— START OF Exercise data —
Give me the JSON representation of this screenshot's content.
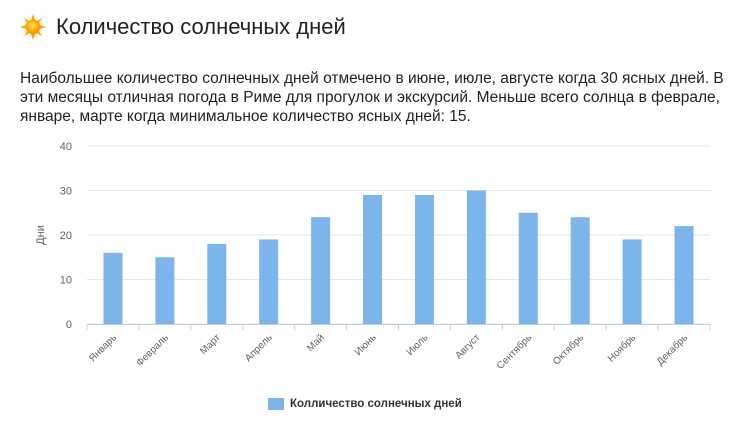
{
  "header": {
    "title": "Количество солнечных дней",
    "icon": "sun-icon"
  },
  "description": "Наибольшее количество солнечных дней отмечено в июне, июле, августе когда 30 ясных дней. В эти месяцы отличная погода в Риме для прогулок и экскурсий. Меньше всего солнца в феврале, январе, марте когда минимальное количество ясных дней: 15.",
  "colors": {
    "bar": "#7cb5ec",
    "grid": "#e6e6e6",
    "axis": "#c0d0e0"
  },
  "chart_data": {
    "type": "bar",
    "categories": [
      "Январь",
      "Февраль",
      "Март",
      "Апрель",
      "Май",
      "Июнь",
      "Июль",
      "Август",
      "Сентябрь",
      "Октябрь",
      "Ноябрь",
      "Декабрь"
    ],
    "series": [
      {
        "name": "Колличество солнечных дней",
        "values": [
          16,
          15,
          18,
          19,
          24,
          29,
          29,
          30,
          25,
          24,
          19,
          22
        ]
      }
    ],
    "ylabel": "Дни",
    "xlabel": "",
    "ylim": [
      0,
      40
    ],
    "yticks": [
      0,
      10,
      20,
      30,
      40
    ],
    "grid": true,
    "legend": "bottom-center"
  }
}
— END OF Exercise data —
=== Exercise objective ===
All of the material above should be reproduced exactly, except the pictures.

=== Task result ===
Give me the JSON representation of this screenshot's content.
{
  "header": {
    "title": "Количество солнечных дней",
    "icon": "sun-icon"
  },
  "description": "Наибольшее количество солнечных дней отмечено в июне, июле, августе когда 30 ясных дней. В эти месяцы отличная погода в Риме для прогулок и экскурсий. Меньше всего солнца в феврале, январе, марте когда минимальное количество ясных дней: 15.",
  "colors": {
    "bar": "#7cb5ec",
    "grid": "#e6e6e6",
    "axis": "#c0d0e0"
  },
  "chart_data": {
    "type": "bar",
    "categories": [
      "Январь",
      "Февраль",
      "Март",
      "Апрель",
      "Май",
      "Июнь",
      "Июль",
      "Август",
      "Сентябрь",
      "Октябрь",
      "Ноябрь",
      "Декабрь"
    ],
    "series": [
      {
        "name": "Колличество солнечных дней",
        "values": [
          16,
          15,
          18,
          19,
          24,
          29,
          29,
          30,
          25,
          24,
          19,
          22
        ]
      }
    ],
    "ylabel": "Дни",
    "xlabel": "",
    "ylim": [
      0,
      40
    ],
    "yticks": [
      0,
      10,
      20,
      30,
      40
    ],
    "grid": true,
    "legend": "bottom-center"
  }
}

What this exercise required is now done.